# Input for this task start

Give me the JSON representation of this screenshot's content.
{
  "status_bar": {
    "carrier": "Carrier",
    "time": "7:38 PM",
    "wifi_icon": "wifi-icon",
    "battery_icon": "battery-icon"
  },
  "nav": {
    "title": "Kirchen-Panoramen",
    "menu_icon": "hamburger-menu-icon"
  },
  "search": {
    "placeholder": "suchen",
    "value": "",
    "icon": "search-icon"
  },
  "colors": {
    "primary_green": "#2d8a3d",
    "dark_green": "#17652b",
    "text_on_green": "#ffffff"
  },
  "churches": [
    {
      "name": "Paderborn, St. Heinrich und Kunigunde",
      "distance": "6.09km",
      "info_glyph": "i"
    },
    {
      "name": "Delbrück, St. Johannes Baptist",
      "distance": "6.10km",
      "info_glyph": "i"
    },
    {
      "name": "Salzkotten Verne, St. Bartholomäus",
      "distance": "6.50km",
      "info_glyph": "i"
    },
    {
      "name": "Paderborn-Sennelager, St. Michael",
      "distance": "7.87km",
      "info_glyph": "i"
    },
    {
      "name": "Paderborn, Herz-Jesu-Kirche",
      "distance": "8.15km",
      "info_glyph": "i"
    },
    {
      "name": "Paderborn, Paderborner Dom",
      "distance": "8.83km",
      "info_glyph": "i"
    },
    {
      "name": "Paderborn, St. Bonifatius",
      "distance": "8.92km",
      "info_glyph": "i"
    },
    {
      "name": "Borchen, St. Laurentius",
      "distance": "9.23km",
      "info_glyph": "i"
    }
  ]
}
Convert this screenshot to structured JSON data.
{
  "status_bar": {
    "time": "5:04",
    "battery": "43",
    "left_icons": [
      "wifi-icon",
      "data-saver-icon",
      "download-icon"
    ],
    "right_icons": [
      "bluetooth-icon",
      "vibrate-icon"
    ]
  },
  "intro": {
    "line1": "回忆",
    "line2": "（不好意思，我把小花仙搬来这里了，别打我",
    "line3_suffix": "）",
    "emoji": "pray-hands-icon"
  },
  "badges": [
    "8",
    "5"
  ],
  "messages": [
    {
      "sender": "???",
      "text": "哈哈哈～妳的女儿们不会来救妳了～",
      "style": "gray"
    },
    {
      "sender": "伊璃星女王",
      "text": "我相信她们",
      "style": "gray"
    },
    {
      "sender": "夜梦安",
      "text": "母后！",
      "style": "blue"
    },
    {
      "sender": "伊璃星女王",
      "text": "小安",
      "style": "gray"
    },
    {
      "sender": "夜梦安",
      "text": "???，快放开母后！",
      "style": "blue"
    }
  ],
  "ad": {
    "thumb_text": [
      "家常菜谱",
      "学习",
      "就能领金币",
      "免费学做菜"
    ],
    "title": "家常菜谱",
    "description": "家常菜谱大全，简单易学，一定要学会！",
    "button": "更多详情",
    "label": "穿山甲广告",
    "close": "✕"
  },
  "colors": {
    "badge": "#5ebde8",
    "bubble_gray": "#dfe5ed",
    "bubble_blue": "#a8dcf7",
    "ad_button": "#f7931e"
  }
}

# Input for this task end

**The task:**
Scan the lines above for "data", then copy every one that has it.

**The response:**
Convert this screenshot to structured JSON data.
      "data-saver-icon",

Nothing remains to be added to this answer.